Instructions for the task — Copy out every line in the entries below that includes "Adapter".

[Data excerpts]

-------

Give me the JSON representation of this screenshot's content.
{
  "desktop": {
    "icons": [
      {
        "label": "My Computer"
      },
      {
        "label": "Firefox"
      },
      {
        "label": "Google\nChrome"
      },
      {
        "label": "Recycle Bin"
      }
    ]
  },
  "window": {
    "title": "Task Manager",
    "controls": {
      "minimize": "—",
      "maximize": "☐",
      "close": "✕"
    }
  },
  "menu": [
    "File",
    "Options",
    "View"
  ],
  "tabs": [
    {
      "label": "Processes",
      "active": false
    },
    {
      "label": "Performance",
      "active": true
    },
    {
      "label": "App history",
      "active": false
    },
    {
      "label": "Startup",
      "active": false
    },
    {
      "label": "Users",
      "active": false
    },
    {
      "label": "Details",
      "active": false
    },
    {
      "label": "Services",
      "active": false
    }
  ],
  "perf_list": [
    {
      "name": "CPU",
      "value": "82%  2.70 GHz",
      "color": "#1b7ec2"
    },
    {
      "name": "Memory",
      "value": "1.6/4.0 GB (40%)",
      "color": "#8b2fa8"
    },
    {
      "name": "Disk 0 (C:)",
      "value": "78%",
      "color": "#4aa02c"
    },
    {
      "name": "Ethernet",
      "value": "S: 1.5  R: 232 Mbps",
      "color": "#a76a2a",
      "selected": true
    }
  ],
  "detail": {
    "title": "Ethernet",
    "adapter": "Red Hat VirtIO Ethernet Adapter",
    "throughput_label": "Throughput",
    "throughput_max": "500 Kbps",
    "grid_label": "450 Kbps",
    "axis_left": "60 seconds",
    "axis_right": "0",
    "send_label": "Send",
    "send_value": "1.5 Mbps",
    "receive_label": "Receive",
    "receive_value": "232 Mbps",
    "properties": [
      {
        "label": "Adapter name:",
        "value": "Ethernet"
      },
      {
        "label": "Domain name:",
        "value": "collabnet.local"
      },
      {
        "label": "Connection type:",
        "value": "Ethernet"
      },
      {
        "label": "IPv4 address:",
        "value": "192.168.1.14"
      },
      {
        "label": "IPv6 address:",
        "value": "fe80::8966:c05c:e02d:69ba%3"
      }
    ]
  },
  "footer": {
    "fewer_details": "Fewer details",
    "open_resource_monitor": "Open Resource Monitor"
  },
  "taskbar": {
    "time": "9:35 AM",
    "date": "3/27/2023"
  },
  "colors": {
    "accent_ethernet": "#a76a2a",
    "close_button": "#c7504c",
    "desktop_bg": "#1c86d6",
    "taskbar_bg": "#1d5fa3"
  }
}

-------

Answer to the problem —
    "adapter": "Red Hat VirtIO Ethernet Adapter",
        "label": "Adapter name:",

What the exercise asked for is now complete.